### [Short task]
Return the entries verbatim and drop every picture.

### [The records]
-=-=-
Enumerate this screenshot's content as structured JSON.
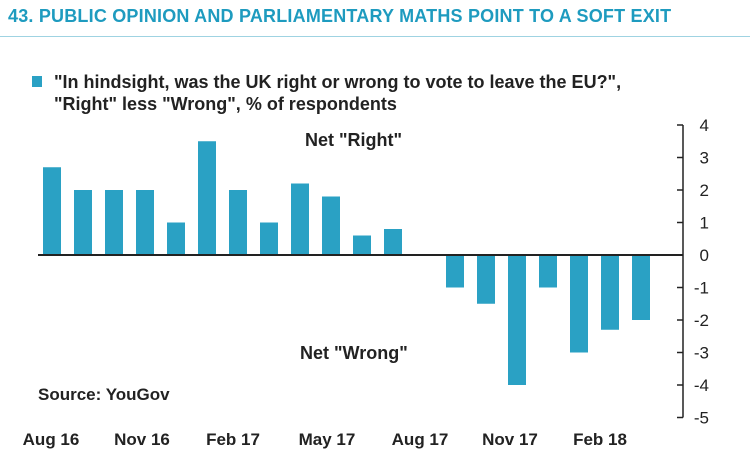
{
  "header": {
    "title": "43. PUBLIC OPINION AND PARLIAMENTARY MATHS POINT TO A SOFT EXIT"
  },
  "legend": {
    "line1": "\"In hindsight, was the UK right or wrong to vote to leave the EU?\",",
    "line2": "\"Right\" less \"Wrong\", % of respondents"
  },
  "source": "Source: YouGov",
  "colors": {
    "accent": "#1e9bbf",
    "bar": "#2aa1c4"
  },
  "chart_data": {
    "type": "bar",
    "title": "\"In hindsight, was the UK right or wrong to vote to leave the EU?\", \"Right\" less \"Wrong\", % of respondents",
    "series": [
      {
        "name": "Right less Wrong (%)",
        "values": [
          2.7,
          2.0,
          2.0,
          2.0,
          1.0,
          3.5,
          2.0,
          1.0,
          2.2,
          1.8,
          0.6,
          0.8,
          null,
          -1.0,
          -1.5,
          -4.0,
          -1.0,
          -3.0,
          -2.3,
          -2.0
        ]
      }
    ],
    "x_tick_labels": [
      "Aug 16",
      "Nov 16",
      "Feb 17",
      "May 17",
      "Aug 17",
      "Nov 17",
      "Feb 18"
    ],
    "y_ticks": [
      4,
      3,
      2,
      1,
      0,
      -1,
      -2,
      -3,
      -4,
      -5
    ],
    "ylim": [
      -5,
      4
    ],
    "yaxis_position": "right",
    "annotations": [
      "Net \"Right\"",
      "Net \"Wrong\""
    ]
  }
}
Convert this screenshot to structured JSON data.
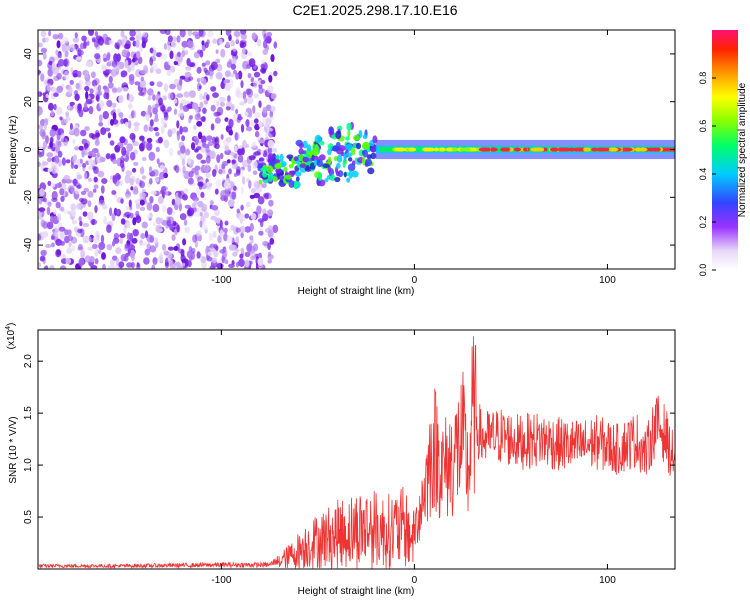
{
  "title": "C2E1.2025.298.17.10.E16",
  "spectrogram": {
    "xlabel": "Height of straight line (km)",
    "ylabel": "Frequency (Hz)",
    "xlim": [
      -195,
      135
    ],
    "ylim": [
      -50,
      50
    ],
    "xticks": [
      -100,
      0,
      100
    ],
    "xtick_labels": [
      "-100",
      "0",
      "100"
    ],
    "yticks": [
      -40,
      -20,
      0,
      20,
      40
    ],
    "ytick_labels": [
      "-40",
      "-20",
      "0",
      "20",
      "40"
    ]
  },
  "colorbar": {
    "label": "Normalized spectral amplitude",
    "range": [
      0.0,
      1.0
    ],
    "ticks": [
      0.0,
      0.2,
      0.4,
      0.6,
      0.8
    ],
    "tick_labels": [
      "0.0",
      "0.2",
      "0.4",
      "0.6",
      "0.8"
    ]
  },
  "chart_data": [
    {
      "type": "heatmap",
      "title": "C2E1.2025.298.17.10.E16",
      "xlabel": "Height of straight line (km)",
      "ylabel": "Frequency (Hz)",
      "xlim": [
        -195,
        135
      ],
      "ylim": [
        -50,
        50
      ],
      "colorbar_label": "Normalized spectral amplitude",
      "color_range": [
        0,
        1
      ],
      "regions": [
        {
          "x": [
            -195,
            -72
          ],
          "y": [
            -50,
            50
          ],
          "level": 0.1
        },
        {
          "x": [
            -80,
            -20
          ],
          "y": [
            -15,
            10
          ],
          "level": 0.4
        },
        {
          "x": [
            -20,
            135
          ],
          "y": [
            -2,
            2
          ],
          "level": 0.85
        }
      ]
    },
    {
      "type": "line",
      "xlabel": "Height of straight line (km)",
      "ylabel": "SNR (10 * V/V)",
      "y_multiplier": "(x10^4)",
      "xlim": [
        -195,
        135
      ],
      "ylim": [
        0,
        23000
      ],
      "yticks": [
        5000,
        10000,
        15000,
        20000
      ],
      "ytick_labels": [
        "0.5",
        "1.0",
        "1.5",
        "2.0"
      ],
      "xticks": [
        -100,
        0,
        100
      ],
      "xtick_labels": [
        "-100",
        "0",
        "100"
      ],
      "color": "#ee3333",
      "series": [
        {
          "x": [
            -195,
            -150,
            -100,
            -75,
            -65,
            -55,
            -45,
            -35,
            -25,
            -15,
            -5,
            0,
            5,
            10,
            15,
            20,
            25,
            28,
            30,
            35,
            45,
            55,
            65,
            75,
            85,
            95,
            105,
            115,
            120,
            125,
            130,
            133
          ],
          "y": [
            300,
            300,
            400,
            400,
            1500,
            3000,
            3800,
            4500,
            5000,
            4500,
            5000,
            3500,
            7500,
            12000,
            9500,
            10500,
            12500,
            9000,
            15000,
            12500,
            12800,
            12200,
            12500,
            12000,
            11800,
            12200,
            11500,
            12500,
            11000,
            14000,
            13000,
            11000
          ]
        }
      ]
    }
  ]
}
-=-=-
### [Response]
Enumerate this screenshot's content as structured JSON.
{
  "header": {
    "title": "43. PUBLIC OPINION AND PARLIAMENTARY MATHS POINT TO A SOFT EXIT"
  },
  "legend": {
    "line1": "\"In hindsight, was the UK right or wrong to vote to leave the EU?\",",
    "line2": "\"Right\" less \"Wrong\", % of respondents"
  },
  "source": "Source: YouGov",
  "colors": {
    "accent": "#1e9bbf",
    "bar": "#2aa1c4"
  },
  "chart_data": {
    "type": "bar",
    "title": "\"In hindsight, was the UK right or wrong to vote to leave the EU?\", \"Right\" less \"Wrong\", % of respondents",
    "series": [
      {
        "name": "Right less Wrong (%)",
        "values": [
          2.7,
          2.0,
          2.0,
          2.0,
          1.0,
          3.5,
          2.0,
          1.0,
          2.2,
          1.8,
          0.6,
          0.8,
          null,
          -1.0,
          -1.5,
          -4.0,
          -1.0,
          -3.0,
          -2.3,
          -2.0
        ]
      }
    ],
    "x_tick_labels": [
      "Aug 16",
      "Nov 16",
      "Feb 17",
      "May 17",
      "Aug 17",
      "Nov 17",
      "Feb 18"
    ],
    "y_ticks": [
      4,
      3,
      2,
      1,
      0,
      -1,
      -2,
      -3,
      -4,
      -5
    ],
    "ylim": [
      -5,
      4
    ],
    "yaxis_position": "right",
    "annotations": [
      "Net \"Right\"",
      "Net \"Wrong\""
    ]
  }
}
Convert this screenshot to structured JSON data.
{
  "title": "C2E1.2025.298.17.10.E16",
  "spectrogram": {
    "xlabel": "Height of straight line (km)",
    "ylabel": "Frequency (Hz)",
    "xlim": [
      -195,
      135
    ],
    "ylim": [
      -50,
      50
    ],
    "xticks": [
      -100,
      0,
      100
    ],
    "xtick_labels": [
      "-100",
      "0",
      "100"
    ],
    "yticks": [
      -40,
      -20,
      0,
      20,
      40
    ],
    "ytick_labels": [
      "-40",
      "-20",
      "0",
      "20",
      "40"
    ]
  },
  "colorbar": {
    "label": "Normalized spectral amplitude",
    "range": [
      0.0,
      1.0
    ],
    "ticks": [
      0.0,
      0.2,
      0.4,
      0.6,
      0.8
    ],
    "tick_labels": [
      "0.0",
      "0.2",
      "0.4",
      "0.6",
      "0.8"
    ]
  },
  "chart_data": [
    {
      "type": "heatmap",
      "title": "C2E1.2025.298.17.10.E16",
      "xlabel": "Height of straight line (km)",
      "ylabel": "Frequency (Hz)",
      "xlim": [
        -195,
        135
      ],
      "ylim": [
        -50,
        50
      ],
      "colorbar_label": "Normalized spectral amplitude",
      "color_range": [
        0,
        1
      ],
      "regions": [
        {
          "x": [
            -195,
            -72
          ],
          "y": [
            -50,
            50
          ],
          "level": 0.1
        },
        {
          "x": [
            -80,
            -20
          ],
          "y": [
            -15,
            10
          ],
          "level": 0.4
        },
        {
          "x": [
            -20,
            135
          ],
          "y": [
            -2,
            2
          ],
          "level": 0.85
        }
      ]
    },
    {
      "type": "line",
      "xlabel": "Height of straight line (km)",
      "ylabel": "SNR (10 * V/V)",
      "y_multiplier": "(x10^4)",
      "xlim": [
        -195,
        135
      ],
      "ylim": [
        0,
        23000
      ],
      "yticks": [
        5000,
        10000,
        15000,
        20000
      ],
      "ytick_labels": [
        "0.5",
        "1.0",
        "1.5",
        "2.0"
      ],
      "xticks": [
        -100,
        0,
        100
      ],
      "xtick_labels": [
        "-100",
        "0",
        "100"
      ],
      "color": "#ee3333",
      "series": [
        {
          "x": [
            -195,
            -150,
            -100,
            -75,
            -65,
            -55,
            -45,
            -35,
            -25,
            -15,
            -5,
            0,
            5,
            10,
            15,
            20,
            25,
            28,
            30,
            35,
            45,
            55,
            65,
            75,
            85,
            95,
            105,
            115,
            120,
            125,
            130,
            133
          ],
          "y": [
            300,
            300,
            400,
            400,
            1500,
            3000,
            3800,
            4500,
            5000,
            4500,
            5000,
            3500,
            7500,
            12000,
            9500,
            10500,
            12500,
            9000,
            15000,
            12500,
            12800,
            12200,
            12500,
            12000,
            11800,
            12200,
            11500,
            12500,
            11000,
            14000,
            13000,
            11000
          ]
        }
      ]
    }
  ]
}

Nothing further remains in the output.